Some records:

--------------------

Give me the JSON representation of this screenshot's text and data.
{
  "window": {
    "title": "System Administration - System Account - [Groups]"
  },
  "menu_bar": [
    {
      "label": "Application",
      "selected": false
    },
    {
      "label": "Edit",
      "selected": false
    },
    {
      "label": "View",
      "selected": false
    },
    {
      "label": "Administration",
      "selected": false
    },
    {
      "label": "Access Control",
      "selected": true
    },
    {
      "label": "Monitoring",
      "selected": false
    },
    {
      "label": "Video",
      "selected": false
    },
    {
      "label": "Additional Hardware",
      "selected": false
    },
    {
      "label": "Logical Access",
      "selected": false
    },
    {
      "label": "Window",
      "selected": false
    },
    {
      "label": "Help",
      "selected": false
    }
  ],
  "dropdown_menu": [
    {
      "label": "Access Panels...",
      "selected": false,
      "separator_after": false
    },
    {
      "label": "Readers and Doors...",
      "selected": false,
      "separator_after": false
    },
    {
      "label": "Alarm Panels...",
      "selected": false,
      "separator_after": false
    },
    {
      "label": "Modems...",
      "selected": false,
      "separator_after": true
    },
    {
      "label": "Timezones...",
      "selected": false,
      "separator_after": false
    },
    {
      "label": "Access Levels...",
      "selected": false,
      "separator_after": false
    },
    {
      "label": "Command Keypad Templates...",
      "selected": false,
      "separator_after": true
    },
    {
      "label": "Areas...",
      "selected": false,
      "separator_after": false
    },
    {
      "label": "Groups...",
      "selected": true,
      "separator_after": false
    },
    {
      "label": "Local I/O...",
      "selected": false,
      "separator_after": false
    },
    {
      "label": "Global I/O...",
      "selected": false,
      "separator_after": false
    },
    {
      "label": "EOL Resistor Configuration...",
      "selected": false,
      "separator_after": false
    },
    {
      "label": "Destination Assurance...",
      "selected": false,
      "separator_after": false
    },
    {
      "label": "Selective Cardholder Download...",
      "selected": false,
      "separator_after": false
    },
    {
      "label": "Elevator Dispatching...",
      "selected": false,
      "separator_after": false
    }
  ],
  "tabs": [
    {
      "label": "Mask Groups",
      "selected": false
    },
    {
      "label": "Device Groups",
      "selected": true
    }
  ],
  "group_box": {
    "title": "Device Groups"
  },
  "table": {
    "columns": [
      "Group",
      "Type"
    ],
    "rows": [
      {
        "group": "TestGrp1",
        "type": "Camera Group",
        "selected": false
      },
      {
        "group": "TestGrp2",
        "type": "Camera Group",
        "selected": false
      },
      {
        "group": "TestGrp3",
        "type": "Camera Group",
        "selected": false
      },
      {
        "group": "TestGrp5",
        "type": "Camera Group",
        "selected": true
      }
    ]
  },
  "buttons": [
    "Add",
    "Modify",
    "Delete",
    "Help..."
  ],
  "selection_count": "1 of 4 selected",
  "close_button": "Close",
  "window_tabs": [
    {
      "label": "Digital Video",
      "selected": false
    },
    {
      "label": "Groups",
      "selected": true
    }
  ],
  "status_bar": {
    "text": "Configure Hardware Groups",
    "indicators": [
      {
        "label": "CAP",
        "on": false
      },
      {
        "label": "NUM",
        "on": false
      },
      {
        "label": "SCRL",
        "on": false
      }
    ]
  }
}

--------------------

= Stated goal =
From the records above, extract each line exactly as shown.

= Solution =
Give me the JSON representation of this screenshot's text and data.
{
  "window": {
    "title": "System Administration - System Account - [Groups]"
  },
  "menu_bar": [
    {
      "label": "Application",
      "selected": false
    },
    {
      "label": "Edit",
      "selected": false
    },
    {
      "label": "View",
      "selected": false
    },
    {
      "label": "Administration",
      "selected": false
    },
    {
      "label": "Access Control",
      "selected": true
    },
    {
      "label": "Monitoring",
      "selected": false
    },
    {
      "label": "Video",
      "selected": false
    },
    {
      "label": "Additional Hardware",
      "selected": false
    },
    {
      "label": "Logical Access",
      "selected": false
    },
    {
      "label": "Window",
      "selected": false
    },
    {
      "label": "Help",
      "selected": false
    }
  ],
  "dropdown_menu": [
    {
      "label": "Access Panels...",
      "selected": false,
      "separator_after": false
    },
    {
      "label": "Readers and Doors...",
      "selected": false,
      "separator_after": false
    },
    {
      "label": "Alarm Panels...",
      "selected": false,
      "separator_after": false
    },
    {
      "label": "Modems...",
      "selected": false,
      "separator_after": true
    },
    {
      "label": "Timezones...",
      "selected": false,
      "separator_after": false
    },
    {
      "label": "Access Levels...",
      "selected": false,
      "separator_after": false
    },
    {
      "label": "Command Keypad Templates...",
      "selected": false,
      "separator_after": true
    },
    {
      "label": "Areas...",
      "selected": false,
      "separator_after": false
    },
    {
      "label": "Groups...",
      "selected": true,
      "separator_after": false
    },
    {
      "label": "Local I/O...",
      "selected": false,
      "separator_after": false
    },
    {
      "label": "Global I/O...",
      "selected": false,
      "separator_after": false
    },
    {
      "label": "EOL Resistor Configuration...",
      "selected": false,
      "separator_after": false
    },
    {
      "label": "Destination Assurance...",
      "selected": false,
      "separator_after": false
    },
    {
      "label": "Selective Cardholder Download...",
      "selected": false,
      "separator_after": false
    },
    {
      "label": "Elevator Dispatching...",
      "selected": false,
      "separator_after": false
    }
  ],
  "tabs": [
    {
      "label": "Mask Groups",
      "selected": false
    },
    {
      "label": "Device Groups",
      "selected": true
    }
  ],
  "group_box": {
    "title": "Device Groups"
  },
  "table": {
    "columns": [
      "Group",
      "Type"
    ],
    "rows": [
      {
        "group": "TestGrp1",
        "type": "Camera Group",
        "selected": false
      },
      {
        "group": "TestGrp2",
        "type": "Camera Group",
        "selected": false
      },
      {
        "group": "TestGrp3",
        "type": "Camera Group",
        "selected": false
      },
      {
        "group": "TestGrp5",
        "type": "Camera Group",
        "selected": true
      }
    ]
  },
  "buttons": [
    "Add",
    "Modify",
    "Delete",
    "Help..."
  ],
  "selection_count": "1 of 4 selected",
  "close_button": "Close",
  "window_tabs": [
    {
      "label": "Digital Video",
      "selected": false
    },
    {
      "label": "Groups",
      "selected": true
    }
  ],
  "status_bar": {
    "text": "Configure Hardware Groups",
    "indicators": [
      {
        "label": "CAP",
        "on": false
      },
      {
        "label": "NUM",
        "on": false
      },
      {
        "label": "SCRL",
        "on": false
      }
    ]
  }
}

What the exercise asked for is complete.